Brown, Jeffrey A. Black Superheroes, Milestone Comics, and Their Fans (Studies in Popular Culture). Oxford: University Press of Mississippi, 2001.

In his 2001 survey of black superhero comics and the ecosystem in which they (sometimes) survive, Jeffrey Brown names his ideological project up front: Quoting the mother of an avid comics reader, he ends his prologue, “‘It’s about time we got some new heroes around here.’ New heroes, indeed” (xv). Brown wants to situate Milestone Media, a black-owned comic-book publishing company emphasizing “cultural diversity” (33), as a source of positive identification for the black adolescent and preadolescent boys who make up most of its readership. Black Superheroes begins by sketching the history of Milestone, its major series, and its media milieu; from there, Brown moves into a detailed overview of the world of comics fandom generally.

The center of Brown’s book — literally and figuratively — is the chapter in which he profiles a handful of serious Milestone fans and quotes extensively from his interviews with them. He uses the boys’ comments as a springboard for three analytical approaches: one examining race and gender, one examining masculinity, and a final chapter in which he reviews the “principle[s] of interpretation” (191) by which fans read, understand, and value comics texts. His key point, made clearest in this final section, is that comics readers construct meaning with reference to a complex matrix of “intertextual information shared with, and about, the creators themselves” (191) — information which includes the superhero books’ perceived artistic merit as well as their relation to the conditions of their production, to mainstream comics, to other black-oriented materials, even to the “blaxploitation” images to which they sometimes allude. For Brown, this intertextuality suggests that comic book fans are neither passively receiving nor actively resisting the texts they read; instead, the fans “work in cooperation” (12) with the producers of the texts to negotiate new variations on existing archetypes.

Black Superheroes provides a surprisingly comprehensive introduction to the comics world, as well as a primer of sorts for the cultural-studies approach to texts. Brown discourses at length on fandom and convention culture, mainstream attitudes toward comics consumption, and contemporary trends in the field, with frequent reference to the work of critics like Janice Radway and Martin Barker. These passages will prove especially useful to new comics readers from the fields of cultural studies, children’s literature, or African-American studies. Brown writes simply and pleasantly, without resort to excessive jargon or abstraction. He cheerfully devotes nearly two pages to explaining the visual conventions at work in a single page of the flagship Milestone comic Icon: “The depiction of Hardware’s spoken words in panel 2 — ‘Dobie? Initiate flow gun assembly’ —  is visually represented in a box which at first glance appears very similar to the box containing the character’s internal thoughts; but it is distinguished by the convention of the box’s frame, which has rounded edges and a jagged point that indicates the source of the voice” (143). Unfortunately, Brown tends toward exposition rather than analysis, so that the overall effect in the early sections is that of a research paper, disappointingly limited in argument. He summarizes vital debates on representations of blackness without contributing much to them.

Collected data entries
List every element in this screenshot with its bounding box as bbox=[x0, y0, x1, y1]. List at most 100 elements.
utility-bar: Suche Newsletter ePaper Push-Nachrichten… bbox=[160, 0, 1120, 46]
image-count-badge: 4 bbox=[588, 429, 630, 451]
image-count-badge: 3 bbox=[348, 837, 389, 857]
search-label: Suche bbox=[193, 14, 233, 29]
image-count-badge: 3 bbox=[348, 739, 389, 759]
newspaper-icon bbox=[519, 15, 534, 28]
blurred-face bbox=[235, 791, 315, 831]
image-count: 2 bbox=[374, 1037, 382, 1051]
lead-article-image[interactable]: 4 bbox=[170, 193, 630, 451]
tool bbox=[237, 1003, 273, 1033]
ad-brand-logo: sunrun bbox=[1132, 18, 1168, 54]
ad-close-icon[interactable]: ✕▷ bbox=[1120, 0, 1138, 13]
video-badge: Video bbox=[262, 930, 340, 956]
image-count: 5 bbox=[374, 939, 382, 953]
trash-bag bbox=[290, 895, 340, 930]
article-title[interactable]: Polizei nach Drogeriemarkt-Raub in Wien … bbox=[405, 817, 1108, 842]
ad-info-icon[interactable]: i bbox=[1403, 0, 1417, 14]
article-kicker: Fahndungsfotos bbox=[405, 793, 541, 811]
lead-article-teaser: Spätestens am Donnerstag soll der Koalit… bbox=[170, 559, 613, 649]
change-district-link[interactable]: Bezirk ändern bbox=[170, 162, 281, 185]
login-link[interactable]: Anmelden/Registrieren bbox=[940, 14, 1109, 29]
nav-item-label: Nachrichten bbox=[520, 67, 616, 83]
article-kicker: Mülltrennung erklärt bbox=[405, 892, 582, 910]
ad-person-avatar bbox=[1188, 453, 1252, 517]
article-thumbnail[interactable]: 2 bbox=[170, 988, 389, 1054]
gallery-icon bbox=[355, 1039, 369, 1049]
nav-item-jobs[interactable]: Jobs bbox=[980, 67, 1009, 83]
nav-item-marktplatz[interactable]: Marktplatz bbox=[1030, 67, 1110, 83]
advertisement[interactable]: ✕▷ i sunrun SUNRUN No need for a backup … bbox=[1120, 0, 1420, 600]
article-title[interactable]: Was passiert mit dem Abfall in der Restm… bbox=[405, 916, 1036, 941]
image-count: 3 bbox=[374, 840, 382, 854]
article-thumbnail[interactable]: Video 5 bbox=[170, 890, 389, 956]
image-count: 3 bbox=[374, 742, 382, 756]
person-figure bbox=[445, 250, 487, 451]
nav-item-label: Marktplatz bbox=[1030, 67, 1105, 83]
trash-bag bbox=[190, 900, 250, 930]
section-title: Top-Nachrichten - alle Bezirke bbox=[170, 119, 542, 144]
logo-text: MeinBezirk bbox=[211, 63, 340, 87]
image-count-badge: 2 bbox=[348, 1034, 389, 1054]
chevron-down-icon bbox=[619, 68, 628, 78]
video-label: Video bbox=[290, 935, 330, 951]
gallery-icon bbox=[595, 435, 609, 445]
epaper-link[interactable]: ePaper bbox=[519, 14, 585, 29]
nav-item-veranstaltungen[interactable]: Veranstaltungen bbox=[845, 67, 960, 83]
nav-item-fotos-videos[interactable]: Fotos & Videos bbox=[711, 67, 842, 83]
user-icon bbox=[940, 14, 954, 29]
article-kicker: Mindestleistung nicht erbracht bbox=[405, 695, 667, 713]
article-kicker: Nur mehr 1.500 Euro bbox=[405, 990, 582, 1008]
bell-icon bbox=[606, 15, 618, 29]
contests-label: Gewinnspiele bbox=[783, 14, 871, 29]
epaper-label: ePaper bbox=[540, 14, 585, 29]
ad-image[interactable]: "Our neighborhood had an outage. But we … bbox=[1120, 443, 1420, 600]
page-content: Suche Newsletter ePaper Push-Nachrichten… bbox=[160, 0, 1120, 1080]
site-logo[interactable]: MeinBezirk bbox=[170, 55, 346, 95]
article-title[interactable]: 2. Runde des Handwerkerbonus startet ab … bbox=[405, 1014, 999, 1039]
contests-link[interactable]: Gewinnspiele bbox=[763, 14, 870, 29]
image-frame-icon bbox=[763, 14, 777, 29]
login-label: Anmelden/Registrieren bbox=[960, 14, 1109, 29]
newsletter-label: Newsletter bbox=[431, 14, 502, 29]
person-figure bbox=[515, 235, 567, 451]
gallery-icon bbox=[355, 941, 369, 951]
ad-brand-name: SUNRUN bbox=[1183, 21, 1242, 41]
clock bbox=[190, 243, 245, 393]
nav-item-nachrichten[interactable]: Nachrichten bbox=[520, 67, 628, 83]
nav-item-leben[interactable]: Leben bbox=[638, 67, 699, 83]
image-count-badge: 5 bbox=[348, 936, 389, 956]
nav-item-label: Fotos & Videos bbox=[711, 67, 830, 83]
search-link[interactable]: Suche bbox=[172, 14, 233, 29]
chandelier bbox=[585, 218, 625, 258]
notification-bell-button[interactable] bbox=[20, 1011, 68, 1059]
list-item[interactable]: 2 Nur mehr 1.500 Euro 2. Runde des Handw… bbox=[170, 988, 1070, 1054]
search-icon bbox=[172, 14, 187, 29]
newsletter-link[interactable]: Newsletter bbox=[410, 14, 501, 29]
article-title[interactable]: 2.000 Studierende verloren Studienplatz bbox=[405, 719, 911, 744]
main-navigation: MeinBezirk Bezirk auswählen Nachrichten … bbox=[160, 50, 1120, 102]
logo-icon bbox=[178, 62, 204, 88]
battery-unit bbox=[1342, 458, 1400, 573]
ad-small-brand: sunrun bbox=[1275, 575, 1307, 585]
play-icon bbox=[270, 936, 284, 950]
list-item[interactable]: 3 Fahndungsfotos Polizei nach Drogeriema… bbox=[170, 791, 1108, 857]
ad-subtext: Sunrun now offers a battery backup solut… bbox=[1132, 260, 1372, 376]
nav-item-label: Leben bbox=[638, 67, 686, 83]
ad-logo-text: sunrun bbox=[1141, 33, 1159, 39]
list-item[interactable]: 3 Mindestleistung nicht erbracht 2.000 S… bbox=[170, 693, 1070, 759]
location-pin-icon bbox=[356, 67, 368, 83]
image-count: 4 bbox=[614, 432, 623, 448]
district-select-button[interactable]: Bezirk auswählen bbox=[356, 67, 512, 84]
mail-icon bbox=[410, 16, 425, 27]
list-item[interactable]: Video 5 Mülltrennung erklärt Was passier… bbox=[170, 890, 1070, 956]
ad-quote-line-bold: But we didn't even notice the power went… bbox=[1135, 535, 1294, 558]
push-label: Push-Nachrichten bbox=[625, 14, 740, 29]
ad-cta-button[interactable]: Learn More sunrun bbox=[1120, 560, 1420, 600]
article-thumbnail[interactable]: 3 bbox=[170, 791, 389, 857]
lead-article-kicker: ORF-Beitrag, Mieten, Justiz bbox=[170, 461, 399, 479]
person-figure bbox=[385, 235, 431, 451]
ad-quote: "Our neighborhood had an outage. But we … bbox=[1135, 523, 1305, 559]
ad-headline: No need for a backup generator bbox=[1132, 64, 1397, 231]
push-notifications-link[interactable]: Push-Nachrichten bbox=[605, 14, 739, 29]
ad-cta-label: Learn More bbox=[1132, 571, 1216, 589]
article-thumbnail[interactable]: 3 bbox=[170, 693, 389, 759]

* _Stated exercise 1_:
In the book review, can you return the part that opens with the words containing "In his 2001" and closes with "comics fandom generally.", word for word?
* _Stated exercise 2_:
Can you retype the rows from the start of the rows through the line containing "search-label: Suche bbox=[193, 14, 233, 29]", both ends included, keeping each line unchanged?

* _Full solution 1_:
In his 2001 survey of black superhero comics and the ecosystem in which they (sometimes) survive, Jeffrey Brown names his ideological project up front: Quoting the mother of an avid comics reader, he ends his prologue, “‘It’s about time we got some new heroes around here.’ New heroes, indeed” (xv). Brown wants to situate Milestone Media, a black-owned comic-book publishing company emphasizing “cultural diversity” (33), as a source of positive identification for the black adolescent and preadolescent boys who make up most of its readership. Black Superheroes begins by sketching the history of Milestone, its major series, and its media milieu; from there, Brown moves into a detailed overview of the world of comics fandom generally.

* _Full solution 2_:
List every element in this screenshot with its bounding box as bbox=[x0, y0, x1, y1]. List at most 100 elements.
utility-bar: Suche Newsletter ePaper Push-Nachrichten… bbox=[160, 0, 1120, 46]
image-count-badge: 4 bbox=[588, 429, 630, 451]
image-count-badge: 3 bbox=[348, 837, 389, 857]
search-label: Suche bbox=[193, 14, 233, 29]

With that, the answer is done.